**Instructions for the task**. Please copy all the lines that follow, word for word.

**Records to use**.
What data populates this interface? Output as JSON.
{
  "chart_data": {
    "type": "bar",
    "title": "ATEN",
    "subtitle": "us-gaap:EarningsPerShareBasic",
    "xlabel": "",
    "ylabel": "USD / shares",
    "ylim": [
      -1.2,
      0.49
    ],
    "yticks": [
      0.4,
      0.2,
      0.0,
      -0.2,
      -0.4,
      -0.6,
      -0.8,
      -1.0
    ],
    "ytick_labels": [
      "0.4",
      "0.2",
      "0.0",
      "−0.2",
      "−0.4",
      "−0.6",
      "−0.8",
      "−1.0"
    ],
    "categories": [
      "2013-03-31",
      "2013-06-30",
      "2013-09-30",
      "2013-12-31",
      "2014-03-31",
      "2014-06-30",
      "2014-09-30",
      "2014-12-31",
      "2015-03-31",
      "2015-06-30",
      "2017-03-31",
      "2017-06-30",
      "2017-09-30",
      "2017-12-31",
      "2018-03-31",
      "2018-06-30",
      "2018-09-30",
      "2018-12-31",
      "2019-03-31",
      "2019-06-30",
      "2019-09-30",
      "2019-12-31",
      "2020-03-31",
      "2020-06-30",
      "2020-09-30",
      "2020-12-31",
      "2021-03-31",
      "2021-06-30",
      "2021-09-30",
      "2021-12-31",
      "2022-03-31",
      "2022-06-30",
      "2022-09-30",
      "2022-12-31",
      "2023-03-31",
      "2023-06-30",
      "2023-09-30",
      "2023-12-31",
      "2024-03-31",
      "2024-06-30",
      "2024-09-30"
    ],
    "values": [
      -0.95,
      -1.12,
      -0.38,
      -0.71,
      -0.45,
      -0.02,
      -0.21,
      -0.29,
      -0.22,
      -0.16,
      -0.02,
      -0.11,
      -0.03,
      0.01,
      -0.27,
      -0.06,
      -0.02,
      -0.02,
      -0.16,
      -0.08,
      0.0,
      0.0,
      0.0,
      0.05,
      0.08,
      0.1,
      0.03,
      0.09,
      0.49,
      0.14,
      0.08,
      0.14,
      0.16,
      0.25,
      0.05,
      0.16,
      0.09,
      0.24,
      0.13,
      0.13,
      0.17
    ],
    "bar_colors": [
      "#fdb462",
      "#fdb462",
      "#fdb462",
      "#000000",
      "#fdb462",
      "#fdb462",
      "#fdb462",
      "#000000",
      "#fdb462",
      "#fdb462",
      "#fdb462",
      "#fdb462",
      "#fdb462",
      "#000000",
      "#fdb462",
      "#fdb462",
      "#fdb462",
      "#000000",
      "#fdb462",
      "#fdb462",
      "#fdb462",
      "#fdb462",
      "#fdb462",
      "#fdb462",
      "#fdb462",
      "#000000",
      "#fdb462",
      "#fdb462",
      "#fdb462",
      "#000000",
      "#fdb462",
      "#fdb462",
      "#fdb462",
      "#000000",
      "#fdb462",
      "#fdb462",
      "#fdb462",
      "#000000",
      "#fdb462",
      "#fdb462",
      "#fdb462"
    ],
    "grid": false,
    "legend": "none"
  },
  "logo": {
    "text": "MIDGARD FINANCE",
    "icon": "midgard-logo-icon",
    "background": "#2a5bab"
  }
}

**Worked solution**.
What data populates this interface? Output as JSON.
{
  "chart_data": {
    "type": "bar",
    "title": "ATEN",
    "subtitle": "us-gaap:EarningsPerShareBasic",
    "xlabel": "",
    "ylabel": "USD / shares",
    "ylim": [
      -1.2,
      0.49
    ],
    "yticks": [
      0.4,
      0.2,
      0.0,
      -0.2,
      -0.4,
      -0.6,
      -0.8,
      -1.0
    ],
    "ytick_labels": [
      "0.4",
      "0.2",
      "0.0",
      "−0.2",
      "−0.4",
      "−0.6",
      "−0.8",
      "−1.0"
    ],
    "categories": [
      "2013-03-31",
      "2013-06-30",
      "2013-09-30",
      "2013-12-31",
      "2014-03-31",
      "2014-06-30",
      "2014-09-30",
      "2014-12-31",
      "2015-03-31",
      "2015-06-30",
      "2017-03-31",
      "2017-06-30",
      "2017-09-30",
      "2017-12-31",
      "2018-03-31",
      "2018-06-30",
      "2018-09-30",
      "2018-12-31",
      "2019-03-31",
      "2019-06-30",
      "2019-09-30",
      "2019-12-31",
      "2020-03-31",
      "2020-06-30",
      "2020-09-30",
      "2020-12-31",
      "2021-03-31",
      "2021-06-30",
      "2021-09-30",
      "2021-12-31",
      "2022-03-31",
      "2022-06-30",
      "2022-09-30",
      "2022-12-31",
      "2023-03-31",
      "2023-06-30",
      "2023-09-30",
      "2023-12-31",
      "2024-03-31",
      "2024-06-30",
      "2024-09-30"
    ],
    "values": [
      -0.95,
      -1.12,
      -0.38,
      -0.71,
      -0.45,
      -0.02,
      -0.21,
      -0.29,
      -0.22,
      -0.16,
      -0.02,
      -0.11,
      -0.03,
      0.01,
      -0.27,
      -0.06,
      -0.02,
      -0.02,
      -0.16,
      -0.08,
      0.0,
      0.0,
      0.0,
      0.05,
      0.08,
      0.1,
      0.03,
      0.09,
      0.49,
      0.14,
      0.08,
      0.14,
      0.16,
      0.25,
      0.05,
      0.16,
      0.09,
      0.24,
      0.13,
      0.13,
      0.17
    ],
    "bar_colors": [
      "#fdb462",
      "#fdb462",
      "#fdb462",
      "#000000",
      "#fdb462",
      "#fdb462",
      "#fdb462",
      "#000000",
      "#fdb462",
      "#fdb462",
      "#fdb462",
      "#fdb462",
      "#fdb462",
      "#000000",
      "#fdb462",
      "#fdb462",
      "#fdb462",
      "#000000",
      "#fdb462",
      "#fdb462",
      "#fdb462",
      "#fdb462",
      "#fdb462",
      "#fdb462",
      "#fdb462",
      "#000000",
      "#fdb462",
      "#fdb462",
      "#fdb462",
      "#000000",
      "#fdb462",
      "#fdb462",
      "#fdb462",
      "#000000",
      "#fdb462",
      "#fdb462",
      "#fdb462",
      "#000000",
      "#fdb462",
      "#fdb462",
      "#fdb462"
    ],
    "grid": false,
    "legend": "none"
  },
  "logo": {
    "text": "MIDGARD FINANCE",
    "icon": "midgard-logo-icon",
    "background": "#2a5bab"
  }
}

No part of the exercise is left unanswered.